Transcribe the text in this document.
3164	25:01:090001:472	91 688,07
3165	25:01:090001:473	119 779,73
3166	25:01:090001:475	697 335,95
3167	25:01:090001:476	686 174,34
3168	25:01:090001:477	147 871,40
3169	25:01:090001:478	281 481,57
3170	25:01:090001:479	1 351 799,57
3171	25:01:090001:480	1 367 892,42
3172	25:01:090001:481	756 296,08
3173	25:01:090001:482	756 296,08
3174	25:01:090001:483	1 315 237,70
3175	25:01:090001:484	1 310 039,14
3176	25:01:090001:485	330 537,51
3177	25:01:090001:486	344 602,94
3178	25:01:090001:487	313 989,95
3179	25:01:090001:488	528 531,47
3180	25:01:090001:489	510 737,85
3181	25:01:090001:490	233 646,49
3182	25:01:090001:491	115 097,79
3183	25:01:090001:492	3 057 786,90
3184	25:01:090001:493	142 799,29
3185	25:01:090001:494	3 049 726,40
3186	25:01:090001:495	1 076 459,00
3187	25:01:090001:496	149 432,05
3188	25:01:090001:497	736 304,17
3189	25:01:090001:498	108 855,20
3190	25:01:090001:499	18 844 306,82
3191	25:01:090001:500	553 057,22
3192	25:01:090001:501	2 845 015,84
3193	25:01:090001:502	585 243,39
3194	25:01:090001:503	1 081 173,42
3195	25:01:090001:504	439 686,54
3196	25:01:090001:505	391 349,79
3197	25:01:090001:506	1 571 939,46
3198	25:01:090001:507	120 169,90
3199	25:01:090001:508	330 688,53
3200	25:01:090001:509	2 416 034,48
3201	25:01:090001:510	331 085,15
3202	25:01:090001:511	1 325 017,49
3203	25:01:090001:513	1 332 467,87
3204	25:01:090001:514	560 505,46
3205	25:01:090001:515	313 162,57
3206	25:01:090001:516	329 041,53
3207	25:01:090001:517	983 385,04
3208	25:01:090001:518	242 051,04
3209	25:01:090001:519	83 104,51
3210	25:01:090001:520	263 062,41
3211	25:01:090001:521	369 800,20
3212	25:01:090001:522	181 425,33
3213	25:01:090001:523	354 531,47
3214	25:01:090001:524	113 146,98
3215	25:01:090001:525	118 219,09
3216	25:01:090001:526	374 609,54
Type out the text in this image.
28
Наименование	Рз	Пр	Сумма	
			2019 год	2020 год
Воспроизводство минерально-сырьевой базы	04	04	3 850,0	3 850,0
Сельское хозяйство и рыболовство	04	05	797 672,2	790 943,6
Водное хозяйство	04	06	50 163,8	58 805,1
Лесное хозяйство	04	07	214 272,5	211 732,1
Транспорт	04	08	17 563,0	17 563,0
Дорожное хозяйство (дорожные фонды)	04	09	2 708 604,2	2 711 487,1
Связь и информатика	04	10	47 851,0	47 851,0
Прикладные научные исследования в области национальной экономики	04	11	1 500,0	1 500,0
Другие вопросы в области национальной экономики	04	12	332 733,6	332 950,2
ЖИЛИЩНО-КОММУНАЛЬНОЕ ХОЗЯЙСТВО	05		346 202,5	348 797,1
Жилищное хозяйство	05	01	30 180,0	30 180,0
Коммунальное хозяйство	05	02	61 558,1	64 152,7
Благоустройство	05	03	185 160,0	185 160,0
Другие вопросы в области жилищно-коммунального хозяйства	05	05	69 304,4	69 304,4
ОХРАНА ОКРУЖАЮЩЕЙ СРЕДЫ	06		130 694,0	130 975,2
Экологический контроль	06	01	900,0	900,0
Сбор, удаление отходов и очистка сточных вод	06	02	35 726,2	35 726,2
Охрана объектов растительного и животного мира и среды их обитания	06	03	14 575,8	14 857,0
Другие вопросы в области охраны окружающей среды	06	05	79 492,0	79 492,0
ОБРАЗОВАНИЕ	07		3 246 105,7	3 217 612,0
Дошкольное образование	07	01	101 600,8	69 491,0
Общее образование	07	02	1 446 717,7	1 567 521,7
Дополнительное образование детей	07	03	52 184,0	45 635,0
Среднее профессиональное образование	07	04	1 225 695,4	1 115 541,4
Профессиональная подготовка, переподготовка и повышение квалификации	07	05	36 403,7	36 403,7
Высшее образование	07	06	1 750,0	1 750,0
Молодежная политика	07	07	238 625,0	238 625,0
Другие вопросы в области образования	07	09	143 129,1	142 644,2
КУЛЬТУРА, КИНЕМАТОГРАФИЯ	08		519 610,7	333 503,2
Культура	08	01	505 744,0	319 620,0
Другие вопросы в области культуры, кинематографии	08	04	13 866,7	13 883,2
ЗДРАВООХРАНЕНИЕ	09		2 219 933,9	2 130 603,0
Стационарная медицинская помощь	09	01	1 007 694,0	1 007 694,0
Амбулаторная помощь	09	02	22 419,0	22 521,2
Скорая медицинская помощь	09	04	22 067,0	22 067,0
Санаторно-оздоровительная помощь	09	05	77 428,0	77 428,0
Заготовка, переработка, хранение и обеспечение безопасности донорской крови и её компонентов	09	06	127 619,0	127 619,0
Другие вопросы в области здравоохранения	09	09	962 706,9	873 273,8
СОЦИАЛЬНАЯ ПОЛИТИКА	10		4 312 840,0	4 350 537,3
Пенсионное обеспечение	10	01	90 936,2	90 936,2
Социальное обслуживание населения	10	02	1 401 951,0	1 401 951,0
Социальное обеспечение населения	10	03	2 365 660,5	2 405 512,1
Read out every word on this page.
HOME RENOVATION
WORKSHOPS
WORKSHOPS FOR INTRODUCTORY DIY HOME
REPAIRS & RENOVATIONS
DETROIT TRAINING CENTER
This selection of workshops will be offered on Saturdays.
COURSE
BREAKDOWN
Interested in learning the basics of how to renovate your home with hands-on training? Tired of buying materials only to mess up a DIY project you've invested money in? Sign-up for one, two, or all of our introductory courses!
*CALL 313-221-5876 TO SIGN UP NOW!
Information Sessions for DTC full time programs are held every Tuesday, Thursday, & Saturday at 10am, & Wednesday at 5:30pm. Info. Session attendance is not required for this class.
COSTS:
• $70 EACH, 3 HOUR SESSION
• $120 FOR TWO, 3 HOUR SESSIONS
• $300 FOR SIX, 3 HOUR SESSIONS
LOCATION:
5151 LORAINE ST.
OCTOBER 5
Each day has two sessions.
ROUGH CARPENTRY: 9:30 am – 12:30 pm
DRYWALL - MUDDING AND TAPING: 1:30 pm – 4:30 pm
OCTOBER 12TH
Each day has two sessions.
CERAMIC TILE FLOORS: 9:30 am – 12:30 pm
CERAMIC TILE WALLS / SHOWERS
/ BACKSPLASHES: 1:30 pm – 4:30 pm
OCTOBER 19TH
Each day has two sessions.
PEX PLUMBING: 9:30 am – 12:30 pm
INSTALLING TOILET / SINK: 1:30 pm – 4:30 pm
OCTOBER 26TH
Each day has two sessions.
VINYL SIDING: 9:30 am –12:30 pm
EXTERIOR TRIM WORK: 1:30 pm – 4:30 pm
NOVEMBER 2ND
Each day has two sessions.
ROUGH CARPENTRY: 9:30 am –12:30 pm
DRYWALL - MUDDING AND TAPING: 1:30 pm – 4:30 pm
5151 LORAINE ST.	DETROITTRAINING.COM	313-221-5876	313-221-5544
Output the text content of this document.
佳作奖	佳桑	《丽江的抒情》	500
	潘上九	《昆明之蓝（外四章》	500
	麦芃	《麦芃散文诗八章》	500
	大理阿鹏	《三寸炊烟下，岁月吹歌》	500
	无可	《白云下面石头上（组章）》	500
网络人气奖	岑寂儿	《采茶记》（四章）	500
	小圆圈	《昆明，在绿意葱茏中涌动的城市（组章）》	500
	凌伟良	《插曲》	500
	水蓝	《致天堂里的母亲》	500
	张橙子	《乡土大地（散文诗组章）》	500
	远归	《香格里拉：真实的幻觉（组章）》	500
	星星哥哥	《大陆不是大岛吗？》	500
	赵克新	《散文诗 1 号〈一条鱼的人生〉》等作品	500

§ **WHAT IS NEEDED**
List all lines from the entries that include the word "text".

§ **OUTPUT FOR THIS EXERCISE**
Transcribe the text in this document.
Type out the text in this image.
Output the text content of this document.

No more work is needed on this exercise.